— Task —
Write out the lines below word for word, leaving the pictures out.
************
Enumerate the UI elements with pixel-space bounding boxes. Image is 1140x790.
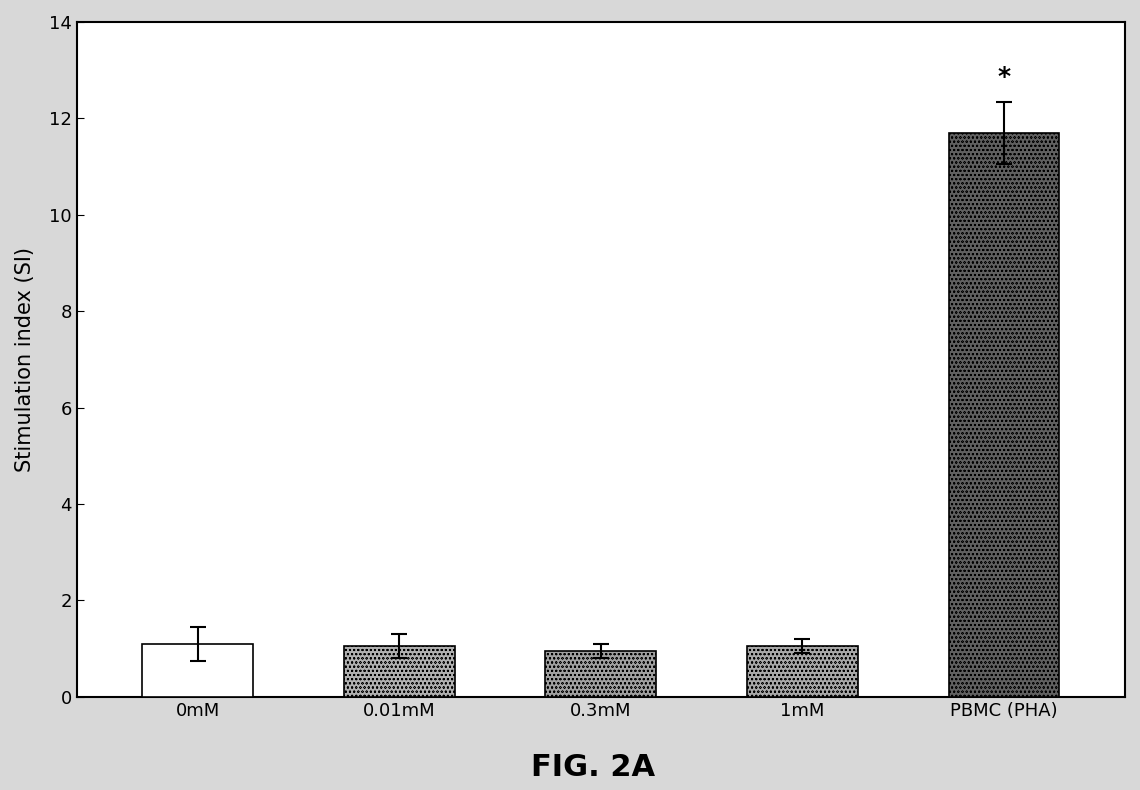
Bar [142, 644, 253, 697]
Bar [344, 646, 455, 697]
Bar [545, 651, 657, 697]
Bar [747, 646, 858, 697]
Text: *: * [998, 66, 1010, 89]
Text: FIG. 2A: FIG. 2A [531, 753, 654, 782]
Y-axis label: Stimulation index (SI): Stimulation index (SI) [15, 247, 35, 472]
Bar [948, 133, 1059, 697]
************
— Exercise output —
Enumerate the UI elements with pixel-space bounding boxes. Image is 1140x790.
Bar [142, 644, 253, 697]
Bar [344, 646, 455, 697]
Bar [545, 651, 657, 697]
Bar [747, 646, 858, 697]
Text: *: * [998, 66, 1010, 89]
Text: FIG. 2A: FIG. 2A [531, 753, 654, 782]
Y-axis label: Stimulation index (SI): Stimulation index (SI) [15, 247, 35, 472]
Bar [948, 133, 1059, 697]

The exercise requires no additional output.